**GOAL OF THE EXERCISE**
Pictures do not belong in the copy; quote every entry below exactly.
--- START GIVEN DATA ---
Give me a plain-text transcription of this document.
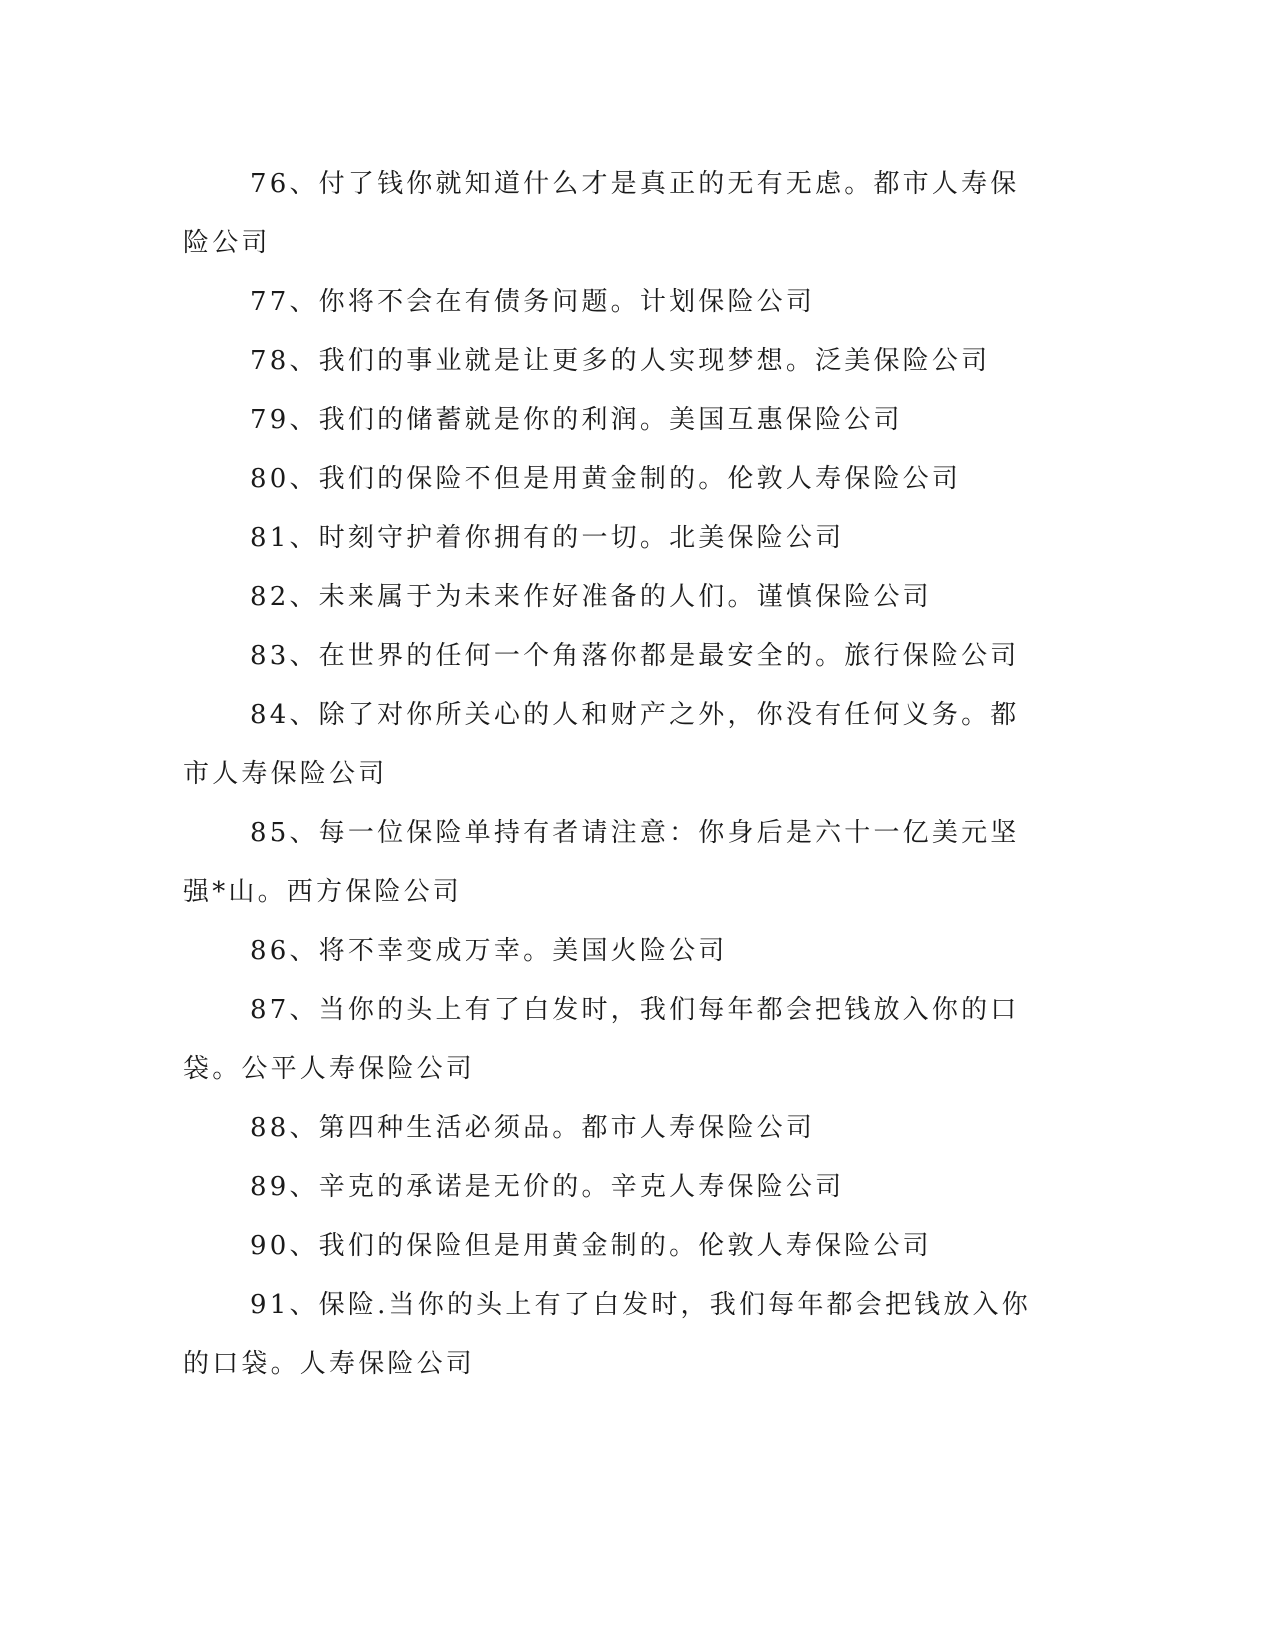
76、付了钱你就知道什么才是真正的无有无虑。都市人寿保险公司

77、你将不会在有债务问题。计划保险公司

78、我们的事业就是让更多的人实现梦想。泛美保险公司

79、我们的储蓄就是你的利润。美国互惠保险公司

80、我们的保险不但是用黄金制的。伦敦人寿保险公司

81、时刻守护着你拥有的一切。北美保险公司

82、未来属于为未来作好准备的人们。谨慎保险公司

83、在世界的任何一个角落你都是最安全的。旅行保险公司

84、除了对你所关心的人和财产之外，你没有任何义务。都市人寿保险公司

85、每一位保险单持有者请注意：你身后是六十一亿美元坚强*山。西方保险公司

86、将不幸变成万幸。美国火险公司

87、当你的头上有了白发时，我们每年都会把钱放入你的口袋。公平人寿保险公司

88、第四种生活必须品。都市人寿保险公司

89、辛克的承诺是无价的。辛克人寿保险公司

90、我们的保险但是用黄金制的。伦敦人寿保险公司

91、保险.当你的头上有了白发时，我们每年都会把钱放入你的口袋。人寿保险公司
--- END GIVEN DATA ---
**RESPONSE TO THE TASK**
Give me a plain-text transcription of this document.
76、付了钱你就知道什么才是真正的无有无虑。都市人寿保险公司

77、你将不会在有债务问题。计划保险公司

78、我们的事业就是让更多的人实现梦想。泛美保险公司

79、我们的储蓄就是你的利润。美国互惠保险公司

80、我们的保险不但是用黄金制的。伦敦人寿保险公司

81、时刻守护着你拥有的一切。北美保险公司

82、未来属于为未来作好准备的人们。谨慎保险公司

83、在世界的任何一个角落你都是最安全的。旅行保险公司

84、除了对你所关心的人和财产之外，你没有任何义务。都市人寿保险公司

85、每一位保险单持有者请注意：你身后是六十一亿美元坚强*山。西方保险公司

86、将不幸变成万幸。美国火险公司

87、当你的头上有了白发时，我们每年都会把钱放入你的口袋。公平人寿保险公司

88、第四种生活必须品。都市人寿保险公司

89、辛克的承诺是无价的。辛克人寿保险公司

90、我们的保险但是用黄金制的。伦敦人寿保险公司

91、保险.当你的头上有了白发时，我们每年都会把钱放入你的口袋。人寿保险公司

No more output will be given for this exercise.